MATERIALS PROVIDED:
::::

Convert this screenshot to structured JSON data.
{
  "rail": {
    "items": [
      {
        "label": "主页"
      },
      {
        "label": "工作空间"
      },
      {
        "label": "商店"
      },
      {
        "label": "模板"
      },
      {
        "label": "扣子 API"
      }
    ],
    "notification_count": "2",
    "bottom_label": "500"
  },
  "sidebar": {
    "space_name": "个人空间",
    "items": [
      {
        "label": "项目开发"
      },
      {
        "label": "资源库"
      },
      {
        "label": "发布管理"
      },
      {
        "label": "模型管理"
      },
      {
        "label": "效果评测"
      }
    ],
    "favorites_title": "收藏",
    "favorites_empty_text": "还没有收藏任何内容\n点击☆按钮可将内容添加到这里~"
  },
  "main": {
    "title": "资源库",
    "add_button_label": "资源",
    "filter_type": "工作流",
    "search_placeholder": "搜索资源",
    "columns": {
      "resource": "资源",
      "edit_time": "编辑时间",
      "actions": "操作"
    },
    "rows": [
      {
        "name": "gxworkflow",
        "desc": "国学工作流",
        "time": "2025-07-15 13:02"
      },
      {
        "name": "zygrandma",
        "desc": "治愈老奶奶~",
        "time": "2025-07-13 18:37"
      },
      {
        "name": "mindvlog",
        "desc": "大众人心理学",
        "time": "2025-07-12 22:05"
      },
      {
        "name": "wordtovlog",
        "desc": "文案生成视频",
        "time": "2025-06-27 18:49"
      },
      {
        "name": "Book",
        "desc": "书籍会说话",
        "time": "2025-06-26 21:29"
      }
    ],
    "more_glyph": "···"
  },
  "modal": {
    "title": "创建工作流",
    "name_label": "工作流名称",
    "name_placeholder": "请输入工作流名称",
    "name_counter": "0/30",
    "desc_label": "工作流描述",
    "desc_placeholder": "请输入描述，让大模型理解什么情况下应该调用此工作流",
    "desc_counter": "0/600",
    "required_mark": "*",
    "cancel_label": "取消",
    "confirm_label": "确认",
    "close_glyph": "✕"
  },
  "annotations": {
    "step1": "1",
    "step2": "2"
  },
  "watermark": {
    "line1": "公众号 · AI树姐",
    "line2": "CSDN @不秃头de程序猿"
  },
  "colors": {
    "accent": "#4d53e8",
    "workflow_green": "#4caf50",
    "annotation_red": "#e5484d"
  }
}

::::

STATED EXERCISE:
Copy the material above verbatim.

RESULT:
Convert this screenshot to structured JSON data.
{
  "rail": {
    "items": [
      {
        "label": "主页"
      },
      {
        "label": "工作空间"
      },
      {
        "label": "商店"
      },
      {
        "label": "模板"
      },
      {
        "label": "扣子 API"
      }
    ],
    "notification_count": "2",
    "bottom_label": "500"
  },
  "sidebar": {
    "space_name": "个人空间",
    "items": [
      {
        "label": "项目开发"
      },
      {
        "label": "资源库"
      },
      {
        "label": "发布管理"
      },
      {
        "label": "模型管理"
      },
      {
        "label": "效果评测"
      }
    ],
    "favorites_title": "收藏",
    "favorites_empty_text": "还没有收藏任何内容\n点击☆按钮可将内容添加到这里~"
  },
  "main": {
    "title": "资源库",
    "add_button_label": "资源",
    "filter_type": "工作流",
    "search_placeholder": "搜索资源",
    "columns": {
      "resource": "资源",
      "edit_time": "编辑时间",
      "actions": "操作"
    },
    "rows": [
      {
        "name": "gxworkflow",
        "desc": "国学工作流",
        "time": "2025-07-15 13:02"
      },
      {
        "name": "zygrandma",
        "desc": "治愈老奶奶~",
        "time": "2025-07-13 18:37"
      },
      {
        "name": "mindvlog",
        "desc": "大众人心理学",
        "time": "2025-07-12 22:05"
      },
      {
        "name": "wordtovlog",
        "desc": "文案生成视频",
        "time": "2025-06-27 18:49"
      },
      {
        "name": "Book",
        "desc": "书籍会说话",
        "time": "2025-06-26 21:29"
      }
    ],
    "more_glyph": "···"
  },
  "modal": {
    "title": "创建工作流",
    "name_label": "工作流名称",
    "name_placeholder": "请输入工作流名称",
    "name_counter": "0/30",
    "desc_label": "工作流描述",
    "desc_placeholder": "请输入描述，让大模型理解什么情况下应该调用此工作流",
    "desc_counter": "0/600",
    "required_mark": "*",
    "cancel_label": "取消",
    "confirm_label": "确认",
    "close_glyph": "✕"
  },
  "annotations": {
    "step1": "1",
    "step2": "2"
  },
  "watermark": {
    "line1": "公众号 · AI树姐",
    "line2": "CSDN @不秃头de程序猿"
  },
  "colors": {
    "accent": "#4d53e8",
    "workflow_green": "#4caf50",
    "annotation_red": "#e5484d"
  }
}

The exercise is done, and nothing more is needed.